Records shown
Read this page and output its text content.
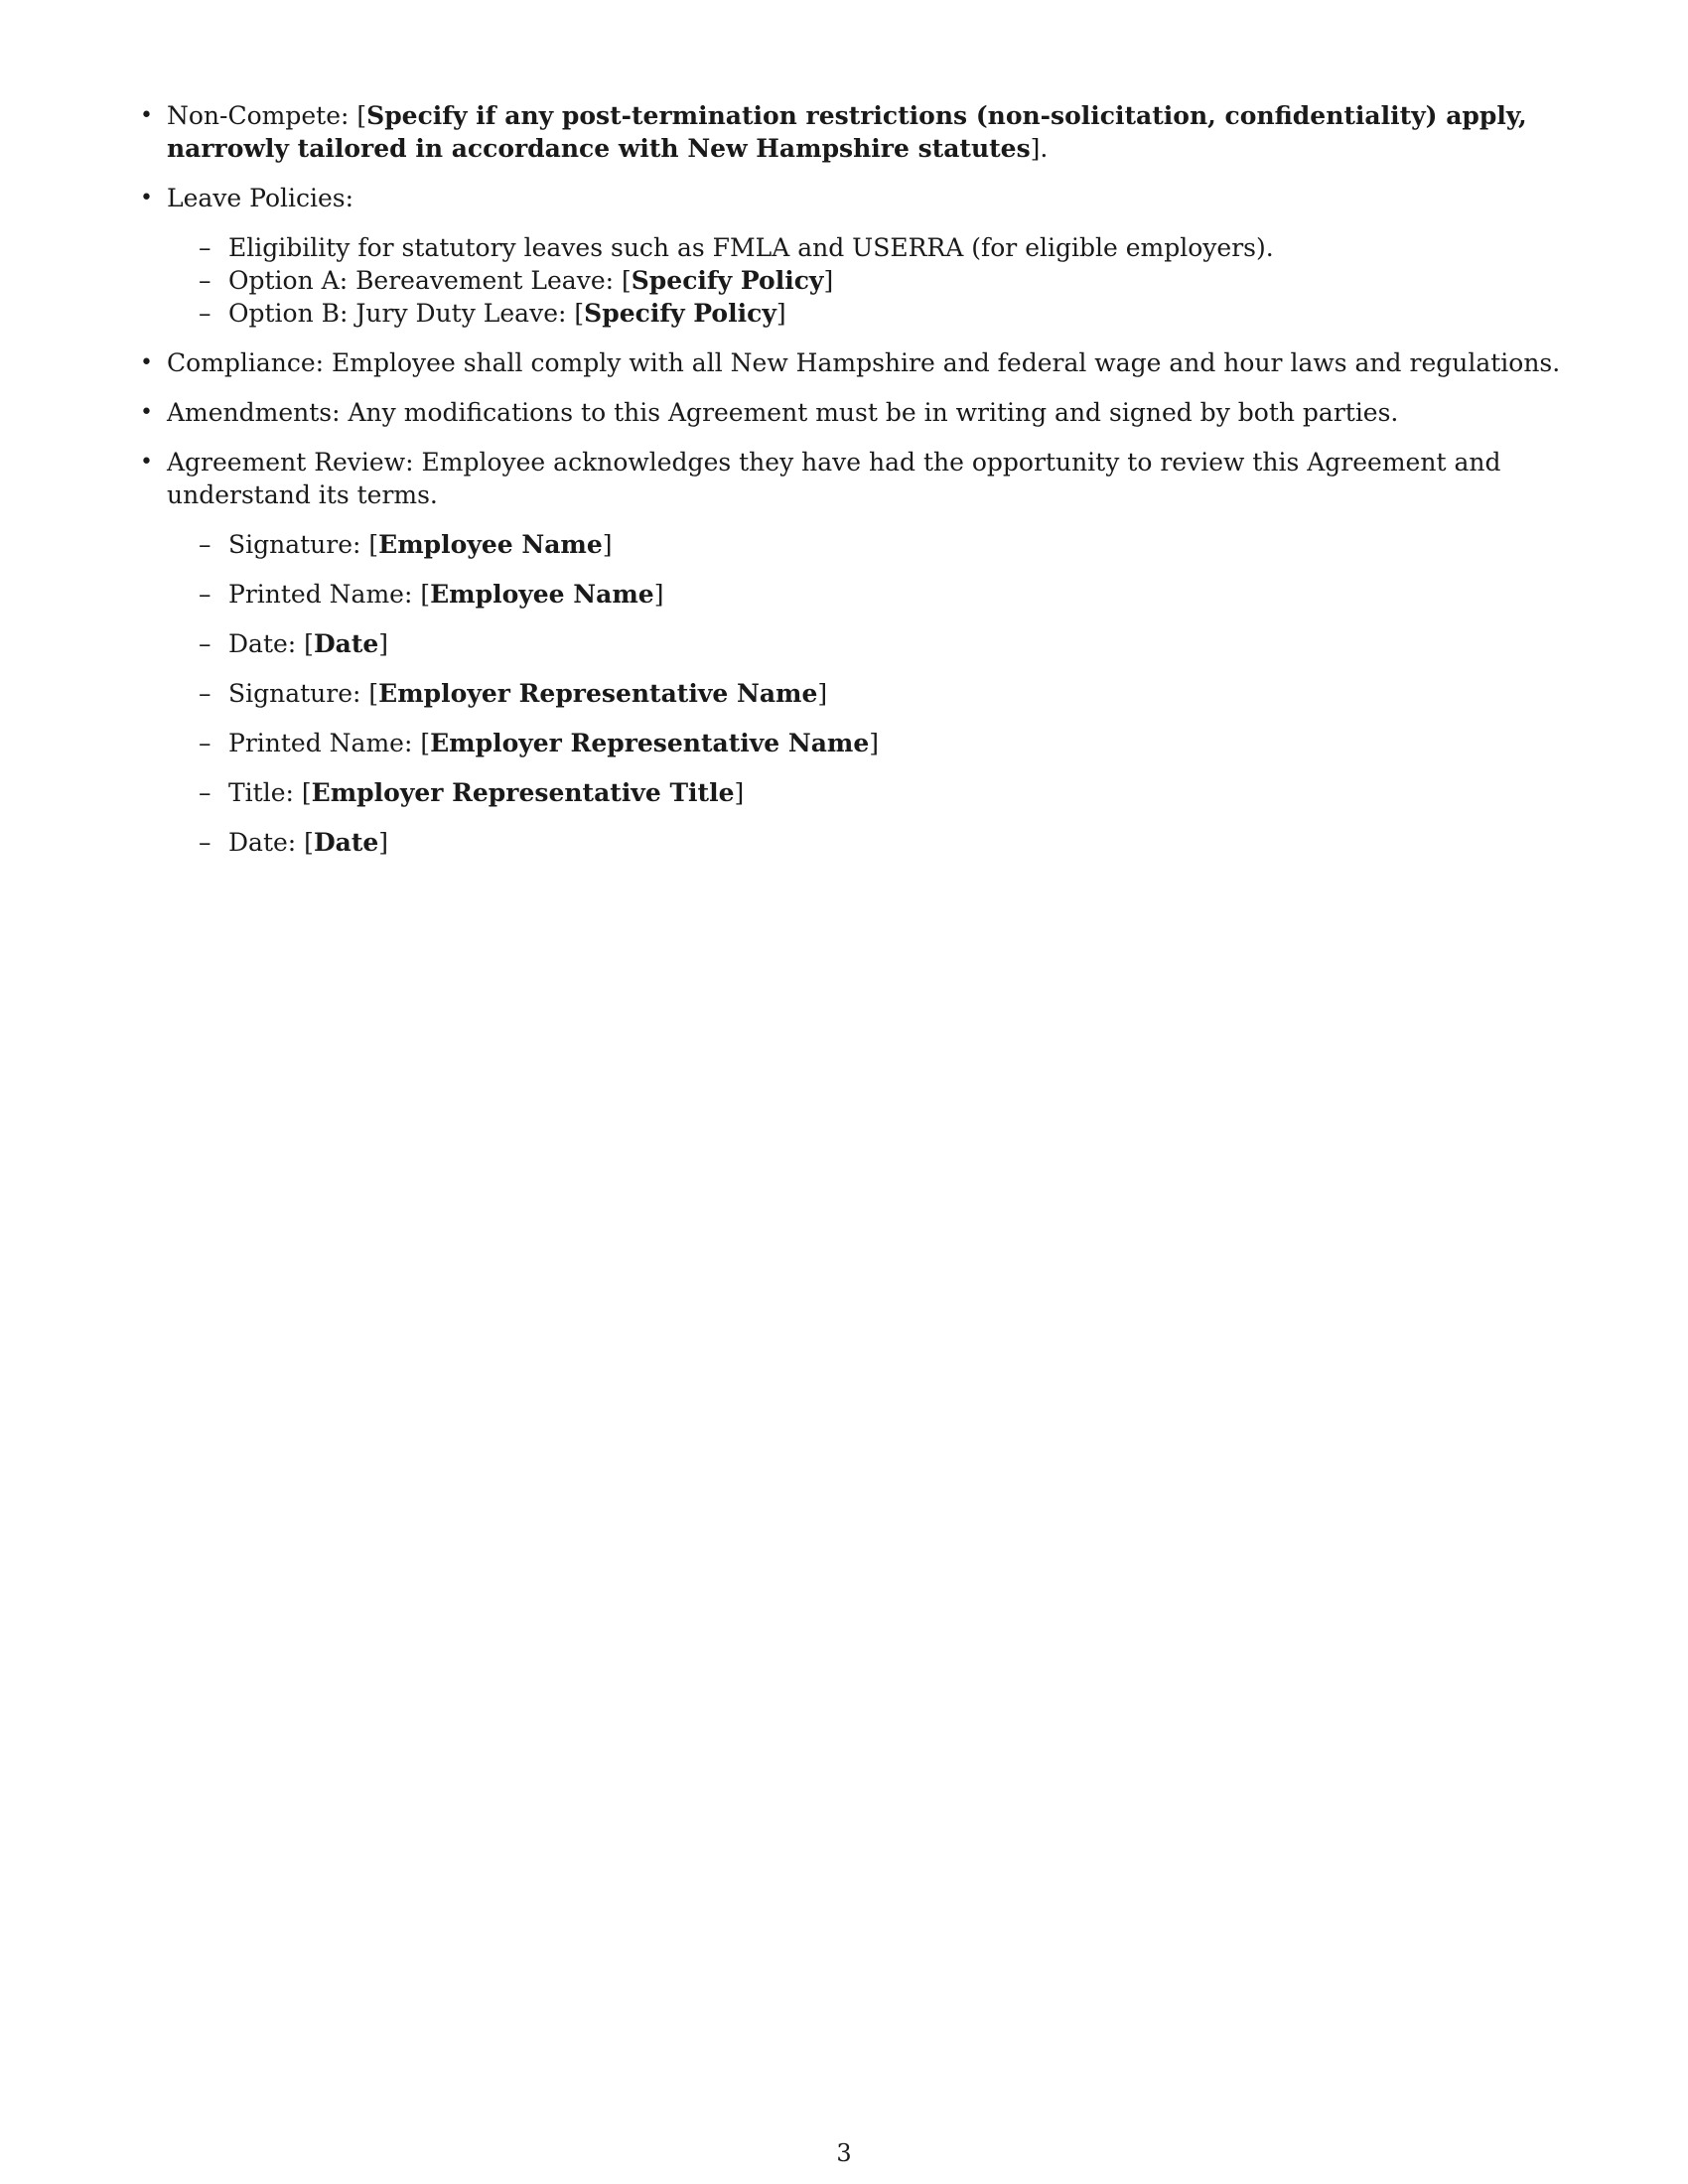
• Non-Compete: [Specify if any post-termination restrictions (non-solicitation, confidentiality) apply, narrowly tailored in accordance with New Hampshire statutes].
• Leave Policies:
– Eligibility for statutory leaves such as FMLA and USERRA (for eligible employers).
– Option A: Bereavement Leave: [Specify Policy]
– Option B: Jury Duty Leave: [Specify Policy]
• Compliance: Employee shall comply with all New Hampshire and federal wage and hour laws and regulations.
• Amendments: Any modifications to this Agreement must be in writing and signed by both parties.
• Agreement Review: Employee acknowledges they have had the opportunity to review this Agreement and understand its terms.
– Signature: [Employee Name]
– Printed Name: [Employee Name]
– Date: [Date]
– Signature: [Employer Representative Name]
– Printed Name: [Employer Representative Name]
– Title: [Employer Representative Title]
– Date: [Date]
3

Problem to solve
Please transcribe the material above exactly as written. Leave the pictures out.

Solved exercise
Read this page and output its text content.
• Non-Compete: [Specify if any post-termination restrictions (non-solicitation, confidentiality) apply, narrowly tailored in accordance with New Hampshire statutes].
• Leave Policies:
– Eligibility for statutory leaves such as FMLA and USERRA (for eligible employers).
– Option A: Bereavement Leave: [Specify Policy]
– Option B: Jury Duty Leave: [Specify Policy]
• Compliance: Employee shall comply with all New Hampshire and federal wage and hour laws and regulations.
• Amendments: Any modifications to this Agreement must be in writing and signed by both parties.
• Agreement Review: Employee acknowledges they have had the opportunity to review this Agreement and understand its terms.
– Signature: [Employee Name]
– Printed Name: [Employee Name]
– Date: [Date]
– Signature: [Employer Representative Name]
– Printed Name: [Employer Representative Name]
– Title: [Employer Representative Title]
– Date: [Date]
3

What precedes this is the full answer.